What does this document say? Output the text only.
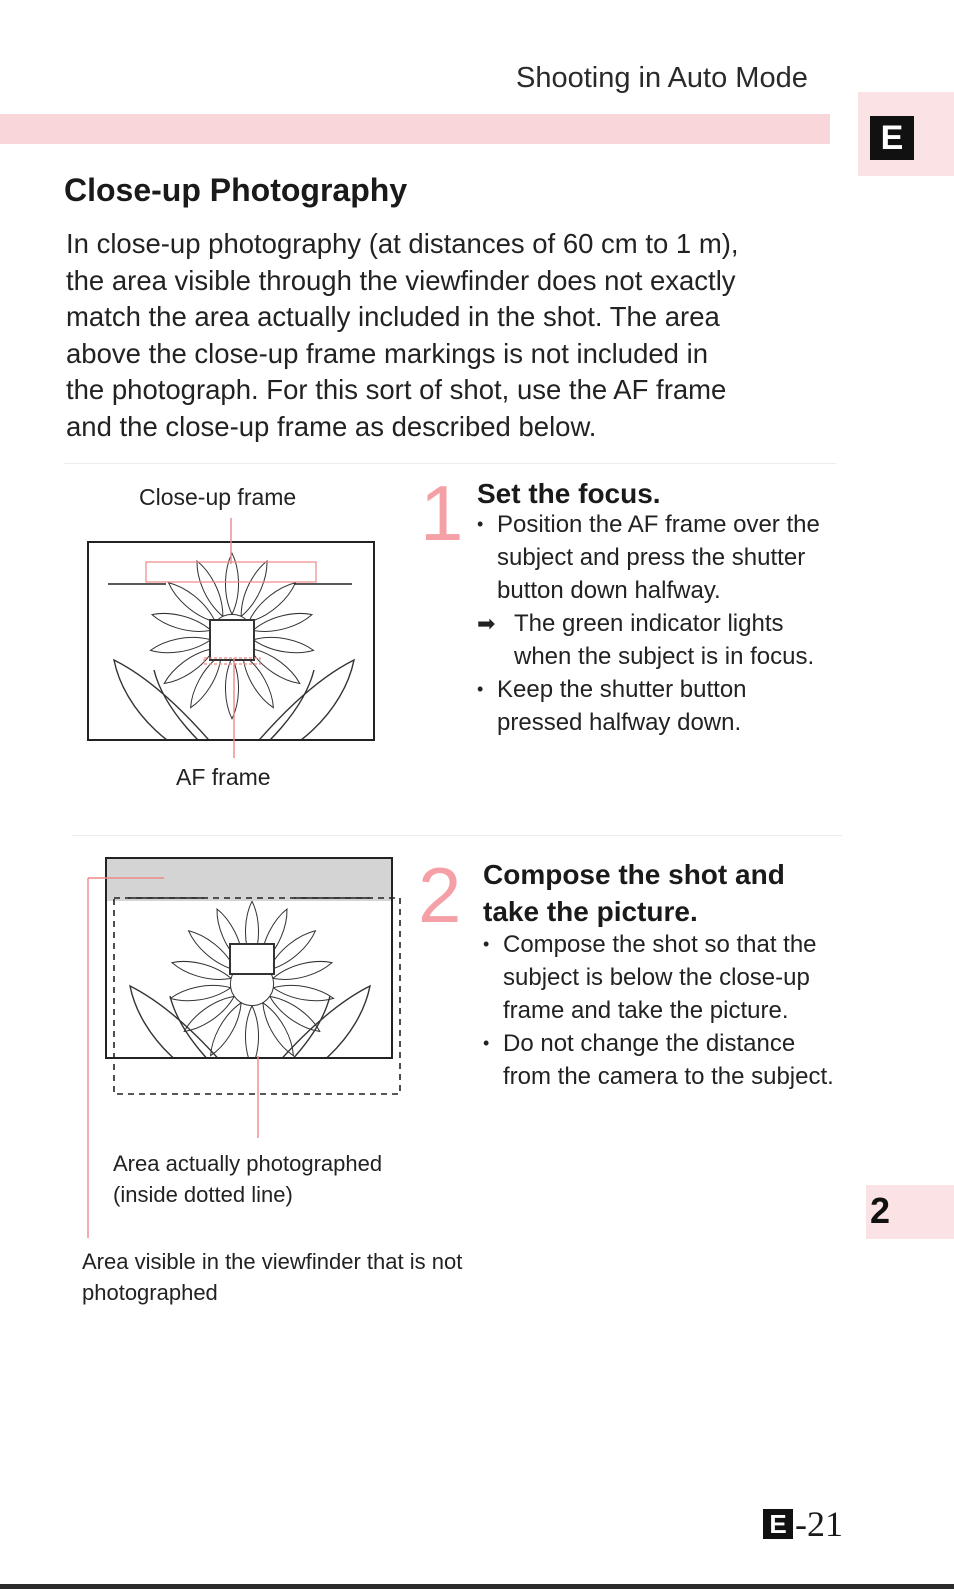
Shooting in Auto Mode
E
2
Close-up Photography
In close-up photography (at distances of 60 cm to 1 m),
the area visible through the viewfinder does not exactly
match the area actually included in the shot. The area
above the close-up frame markings is not included in
the photograph. For this sort of shot, use the AF frame
and the close-up frame as described below.
Close-up frame
AF frame
1 Set the focus.
• Position the AF frame over the subject and press the shutter button down halfway.
➡ The green indicator lights when the subject is in focus.
• Keep the shutter button pressed halfway down.
Area actually photographed (inside dotted line)
Area visible in the viewfinder that is not photographed
2 Compose the shot and take the picture.
• Compose the shot so that the subject is below the close-up frame and take the picture.
• Do not change the distance from the camera to the subject.
E -21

# Required task
Go through the material above and print all of it exactly, except the pictures.

# Answer to this exercise
What does this document say? Output the text only.
Shooting in Auto Mode
E
2
Close-up Photography
In close-up photography (at distances of 60 cm to 1 m),
the area visible through the viewfinder does not exactly
match the area actually included in the shot. The area
above the close-up frame markings is not included in
the photograph. For this sort of shot, use the AF frame
and the close-up frame as described below.
Close-up frame
AF frame
1 Set the focus.
• Position the AF frame over the subject and press the shutter button down halfway.
➡ The green indicator lights when the subject is in focus.
• Keep the shutter button pressed halfway down.
Area actually photographed (inside dotted line)
Area visible in the viewfinder that is not photographed
2 Compose the shot and take the picture.
• Compose the shot so that the subject is below the close-up frame and take the picture.
• Do not change the distance from the camera to the subject.
E -21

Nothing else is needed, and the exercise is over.